WHAT IS ASKED: Go through the material below and count the lines with the string "rollers"; the number is the whole answer.

#### STORED RECORDS

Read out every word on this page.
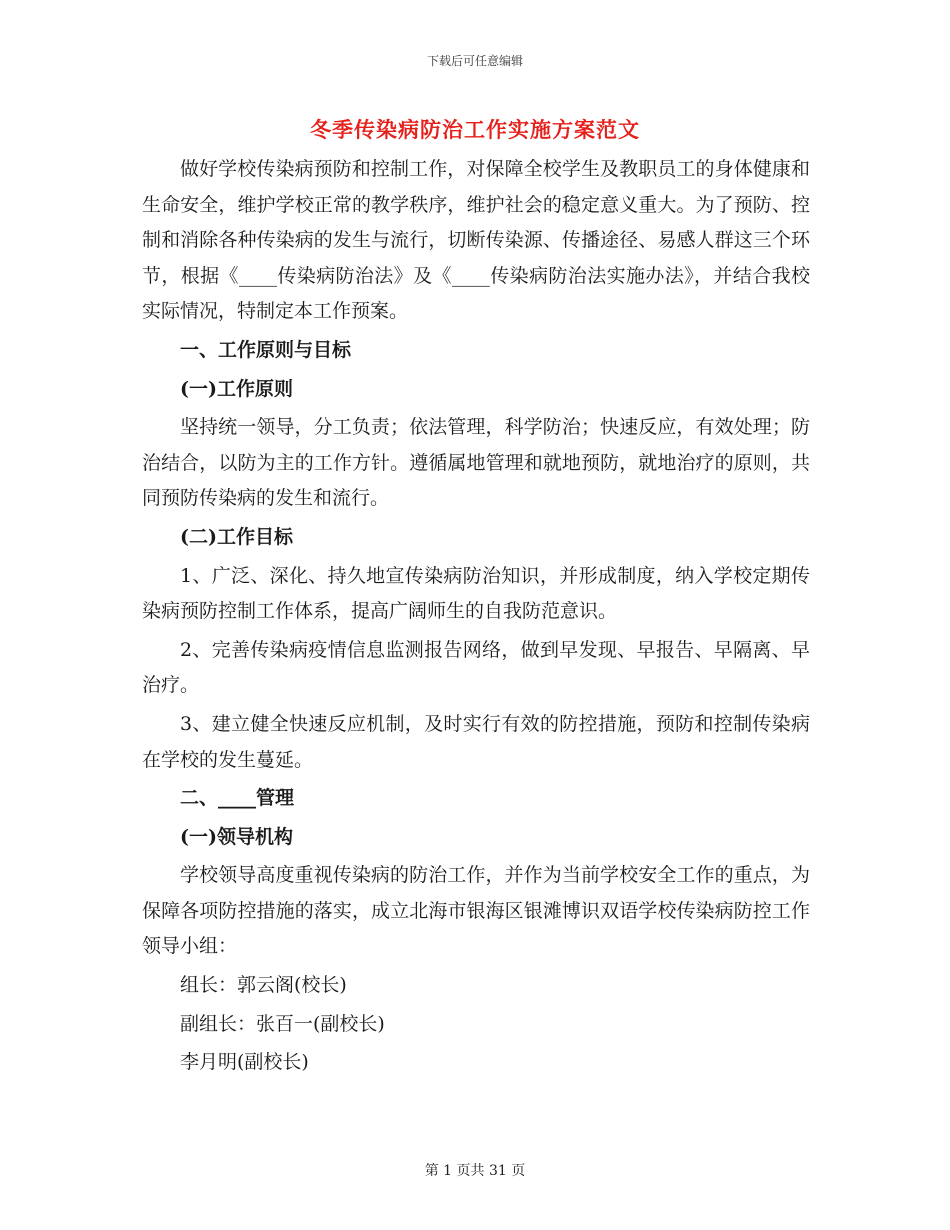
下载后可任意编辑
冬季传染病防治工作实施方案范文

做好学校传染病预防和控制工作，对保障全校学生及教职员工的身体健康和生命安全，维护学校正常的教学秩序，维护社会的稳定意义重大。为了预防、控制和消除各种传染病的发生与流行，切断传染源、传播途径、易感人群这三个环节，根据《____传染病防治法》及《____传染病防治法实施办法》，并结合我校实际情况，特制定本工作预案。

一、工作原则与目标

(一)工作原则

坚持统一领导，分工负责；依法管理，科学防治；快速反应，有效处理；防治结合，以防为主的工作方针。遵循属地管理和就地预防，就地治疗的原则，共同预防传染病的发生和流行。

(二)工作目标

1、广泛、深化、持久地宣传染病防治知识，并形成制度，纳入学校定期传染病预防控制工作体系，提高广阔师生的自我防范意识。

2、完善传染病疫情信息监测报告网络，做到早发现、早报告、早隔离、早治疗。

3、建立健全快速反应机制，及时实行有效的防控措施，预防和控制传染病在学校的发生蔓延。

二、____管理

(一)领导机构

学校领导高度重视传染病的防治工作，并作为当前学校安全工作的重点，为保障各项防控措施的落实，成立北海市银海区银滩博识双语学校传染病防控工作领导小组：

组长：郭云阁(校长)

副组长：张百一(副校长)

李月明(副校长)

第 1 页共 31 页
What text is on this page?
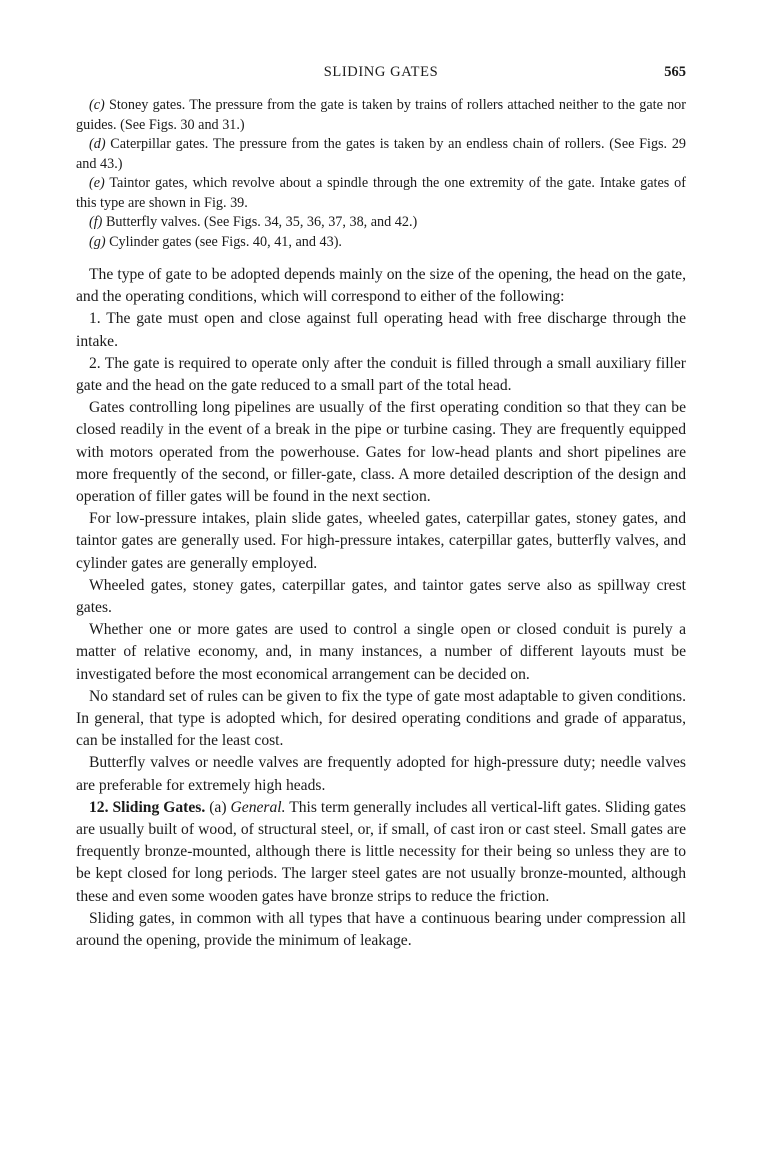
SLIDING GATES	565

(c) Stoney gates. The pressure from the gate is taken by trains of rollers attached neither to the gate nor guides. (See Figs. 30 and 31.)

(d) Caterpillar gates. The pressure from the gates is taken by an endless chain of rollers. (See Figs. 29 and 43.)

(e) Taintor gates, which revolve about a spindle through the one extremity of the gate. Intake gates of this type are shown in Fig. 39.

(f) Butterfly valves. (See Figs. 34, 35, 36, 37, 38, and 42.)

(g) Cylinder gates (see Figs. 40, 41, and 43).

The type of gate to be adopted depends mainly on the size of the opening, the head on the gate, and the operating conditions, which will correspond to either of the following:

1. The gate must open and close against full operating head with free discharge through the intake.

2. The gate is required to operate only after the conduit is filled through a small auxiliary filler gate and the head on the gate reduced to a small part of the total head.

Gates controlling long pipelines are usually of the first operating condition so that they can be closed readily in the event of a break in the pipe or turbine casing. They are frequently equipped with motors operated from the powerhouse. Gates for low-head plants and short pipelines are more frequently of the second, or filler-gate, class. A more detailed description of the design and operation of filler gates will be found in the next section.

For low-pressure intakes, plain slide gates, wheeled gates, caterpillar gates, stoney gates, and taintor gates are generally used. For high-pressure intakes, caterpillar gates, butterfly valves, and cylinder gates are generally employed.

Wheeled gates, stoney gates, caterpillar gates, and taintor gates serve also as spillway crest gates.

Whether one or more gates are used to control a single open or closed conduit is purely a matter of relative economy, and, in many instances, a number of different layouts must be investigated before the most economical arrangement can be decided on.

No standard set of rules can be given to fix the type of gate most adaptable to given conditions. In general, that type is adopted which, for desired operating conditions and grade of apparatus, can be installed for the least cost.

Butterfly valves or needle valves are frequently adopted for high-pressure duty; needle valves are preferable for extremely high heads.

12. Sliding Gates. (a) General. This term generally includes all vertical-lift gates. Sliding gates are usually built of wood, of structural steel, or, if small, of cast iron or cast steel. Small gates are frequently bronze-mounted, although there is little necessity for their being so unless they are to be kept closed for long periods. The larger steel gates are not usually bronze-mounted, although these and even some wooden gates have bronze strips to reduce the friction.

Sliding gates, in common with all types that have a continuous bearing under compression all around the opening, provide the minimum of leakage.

########

PROBLEM SOLUTION: 2